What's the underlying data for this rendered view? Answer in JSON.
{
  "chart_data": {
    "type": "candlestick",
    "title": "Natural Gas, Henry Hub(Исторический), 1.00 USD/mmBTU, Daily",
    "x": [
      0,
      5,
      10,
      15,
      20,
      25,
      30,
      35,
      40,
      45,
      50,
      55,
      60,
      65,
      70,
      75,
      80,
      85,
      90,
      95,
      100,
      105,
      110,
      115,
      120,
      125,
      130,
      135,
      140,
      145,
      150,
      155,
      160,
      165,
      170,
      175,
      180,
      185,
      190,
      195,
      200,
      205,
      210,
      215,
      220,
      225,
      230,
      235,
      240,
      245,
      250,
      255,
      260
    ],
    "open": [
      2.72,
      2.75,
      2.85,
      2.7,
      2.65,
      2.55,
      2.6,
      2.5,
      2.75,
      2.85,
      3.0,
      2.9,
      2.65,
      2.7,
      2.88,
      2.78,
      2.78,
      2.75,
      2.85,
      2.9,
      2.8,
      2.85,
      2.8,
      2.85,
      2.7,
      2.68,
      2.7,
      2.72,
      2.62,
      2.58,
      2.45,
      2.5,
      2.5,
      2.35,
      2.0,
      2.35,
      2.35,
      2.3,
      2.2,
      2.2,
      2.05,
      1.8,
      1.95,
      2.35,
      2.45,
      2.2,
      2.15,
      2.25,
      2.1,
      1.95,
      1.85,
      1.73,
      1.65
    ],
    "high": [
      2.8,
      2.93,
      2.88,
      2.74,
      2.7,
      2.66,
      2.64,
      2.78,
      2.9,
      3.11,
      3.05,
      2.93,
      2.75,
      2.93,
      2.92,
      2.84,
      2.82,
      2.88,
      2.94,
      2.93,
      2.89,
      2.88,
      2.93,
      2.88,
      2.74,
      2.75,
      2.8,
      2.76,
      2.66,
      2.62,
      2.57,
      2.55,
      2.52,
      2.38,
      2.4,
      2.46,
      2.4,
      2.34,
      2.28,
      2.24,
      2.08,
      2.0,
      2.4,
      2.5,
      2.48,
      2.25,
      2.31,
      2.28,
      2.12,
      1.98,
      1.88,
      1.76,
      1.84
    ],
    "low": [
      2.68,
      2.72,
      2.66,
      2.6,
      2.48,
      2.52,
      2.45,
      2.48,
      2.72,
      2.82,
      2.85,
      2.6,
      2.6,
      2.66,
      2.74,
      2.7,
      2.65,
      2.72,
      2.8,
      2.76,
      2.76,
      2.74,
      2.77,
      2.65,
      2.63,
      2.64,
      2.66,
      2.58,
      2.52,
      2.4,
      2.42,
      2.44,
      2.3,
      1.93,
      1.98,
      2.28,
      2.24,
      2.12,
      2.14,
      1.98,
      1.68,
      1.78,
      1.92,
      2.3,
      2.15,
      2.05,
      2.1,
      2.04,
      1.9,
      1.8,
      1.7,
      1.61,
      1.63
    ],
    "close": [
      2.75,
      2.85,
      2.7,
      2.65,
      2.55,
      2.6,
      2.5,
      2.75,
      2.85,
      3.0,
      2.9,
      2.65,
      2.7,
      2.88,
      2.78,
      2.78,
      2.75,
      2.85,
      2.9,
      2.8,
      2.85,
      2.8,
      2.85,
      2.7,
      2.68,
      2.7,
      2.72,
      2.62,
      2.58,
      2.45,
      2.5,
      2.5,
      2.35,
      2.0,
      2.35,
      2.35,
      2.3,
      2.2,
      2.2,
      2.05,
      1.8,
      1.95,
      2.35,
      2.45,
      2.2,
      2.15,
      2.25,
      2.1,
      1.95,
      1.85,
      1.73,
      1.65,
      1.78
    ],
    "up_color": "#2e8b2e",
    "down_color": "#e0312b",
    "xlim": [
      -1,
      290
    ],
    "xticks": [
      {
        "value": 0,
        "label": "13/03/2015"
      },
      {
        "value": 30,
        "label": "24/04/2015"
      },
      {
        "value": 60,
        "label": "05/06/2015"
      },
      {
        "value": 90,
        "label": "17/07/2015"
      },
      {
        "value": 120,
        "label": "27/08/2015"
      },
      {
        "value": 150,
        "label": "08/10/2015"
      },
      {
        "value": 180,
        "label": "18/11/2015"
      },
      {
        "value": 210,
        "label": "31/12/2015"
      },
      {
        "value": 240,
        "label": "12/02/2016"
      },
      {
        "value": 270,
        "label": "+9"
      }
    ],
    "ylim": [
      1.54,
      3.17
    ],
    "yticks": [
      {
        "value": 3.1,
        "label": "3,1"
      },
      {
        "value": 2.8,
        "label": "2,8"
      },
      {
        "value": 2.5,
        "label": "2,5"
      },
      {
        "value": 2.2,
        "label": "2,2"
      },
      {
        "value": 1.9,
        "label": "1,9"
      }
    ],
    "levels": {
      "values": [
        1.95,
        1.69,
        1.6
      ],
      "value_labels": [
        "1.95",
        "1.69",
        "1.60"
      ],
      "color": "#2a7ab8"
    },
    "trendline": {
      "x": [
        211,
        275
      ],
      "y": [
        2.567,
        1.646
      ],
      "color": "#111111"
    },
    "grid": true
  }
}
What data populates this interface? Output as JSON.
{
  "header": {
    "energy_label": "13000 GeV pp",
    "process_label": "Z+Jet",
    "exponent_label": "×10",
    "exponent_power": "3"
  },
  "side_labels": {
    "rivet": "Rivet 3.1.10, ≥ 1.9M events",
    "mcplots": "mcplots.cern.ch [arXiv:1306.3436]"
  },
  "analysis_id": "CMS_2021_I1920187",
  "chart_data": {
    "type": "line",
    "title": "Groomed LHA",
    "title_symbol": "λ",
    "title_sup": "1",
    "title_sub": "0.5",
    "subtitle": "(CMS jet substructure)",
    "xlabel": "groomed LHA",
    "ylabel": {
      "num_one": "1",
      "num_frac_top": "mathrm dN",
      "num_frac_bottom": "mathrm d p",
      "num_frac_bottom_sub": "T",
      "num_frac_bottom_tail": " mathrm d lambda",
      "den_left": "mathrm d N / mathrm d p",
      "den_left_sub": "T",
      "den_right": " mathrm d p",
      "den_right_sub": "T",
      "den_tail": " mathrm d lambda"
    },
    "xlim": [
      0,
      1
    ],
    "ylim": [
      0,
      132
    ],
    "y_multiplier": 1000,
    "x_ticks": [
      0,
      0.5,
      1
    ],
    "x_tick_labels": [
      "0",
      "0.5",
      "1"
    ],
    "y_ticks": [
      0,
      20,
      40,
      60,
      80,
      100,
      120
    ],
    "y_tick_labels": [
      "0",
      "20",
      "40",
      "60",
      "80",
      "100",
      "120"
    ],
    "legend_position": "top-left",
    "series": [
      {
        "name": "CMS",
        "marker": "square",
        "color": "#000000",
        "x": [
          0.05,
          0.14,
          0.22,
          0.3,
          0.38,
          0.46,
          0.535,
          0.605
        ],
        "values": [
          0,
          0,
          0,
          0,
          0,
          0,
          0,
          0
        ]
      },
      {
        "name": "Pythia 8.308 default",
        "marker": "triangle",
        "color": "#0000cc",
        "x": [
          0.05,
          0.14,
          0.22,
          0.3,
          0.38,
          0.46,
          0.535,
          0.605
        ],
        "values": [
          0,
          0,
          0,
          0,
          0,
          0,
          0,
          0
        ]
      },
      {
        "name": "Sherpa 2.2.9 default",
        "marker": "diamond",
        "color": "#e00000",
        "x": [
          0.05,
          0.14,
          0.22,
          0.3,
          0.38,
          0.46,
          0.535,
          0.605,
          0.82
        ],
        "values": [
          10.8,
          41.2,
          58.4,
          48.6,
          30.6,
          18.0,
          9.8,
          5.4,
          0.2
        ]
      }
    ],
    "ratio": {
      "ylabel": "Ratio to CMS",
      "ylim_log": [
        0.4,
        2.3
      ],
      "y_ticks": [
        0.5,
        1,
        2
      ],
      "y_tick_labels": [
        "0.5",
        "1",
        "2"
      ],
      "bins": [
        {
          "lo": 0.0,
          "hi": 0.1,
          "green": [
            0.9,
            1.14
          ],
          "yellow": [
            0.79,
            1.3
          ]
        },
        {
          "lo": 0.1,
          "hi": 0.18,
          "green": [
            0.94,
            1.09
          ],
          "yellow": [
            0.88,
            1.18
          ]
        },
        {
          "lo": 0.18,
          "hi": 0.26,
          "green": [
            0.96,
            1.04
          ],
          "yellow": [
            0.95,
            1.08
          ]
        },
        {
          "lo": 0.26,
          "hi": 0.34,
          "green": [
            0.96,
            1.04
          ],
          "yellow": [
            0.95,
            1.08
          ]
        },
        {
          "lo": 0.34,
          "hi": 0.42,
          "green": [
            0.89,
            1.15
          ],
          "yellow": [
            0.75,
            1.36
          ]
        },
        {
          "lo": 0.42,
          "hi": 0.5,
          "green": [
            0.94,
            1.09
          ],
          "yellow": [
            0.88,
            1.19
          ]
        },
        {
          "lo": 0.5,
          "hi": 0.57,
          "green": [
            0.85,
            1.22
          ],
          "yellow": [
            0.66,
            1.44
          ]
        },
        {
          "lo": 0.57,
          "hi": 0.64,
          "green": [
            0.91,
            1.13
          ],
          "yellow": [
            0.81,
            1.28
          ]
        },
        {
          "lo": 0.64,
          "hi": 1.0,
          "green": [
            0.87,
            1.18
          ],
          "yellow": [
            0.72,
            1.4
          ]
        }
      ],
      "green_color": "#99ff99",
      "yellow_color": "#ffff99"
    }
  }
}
####################
Stated task:
Select and copy every line of the listing with the word "What".

Result:
What's the underlying data for this rendered view? Answer in JSON.
What data populates this interface? Output as JSON.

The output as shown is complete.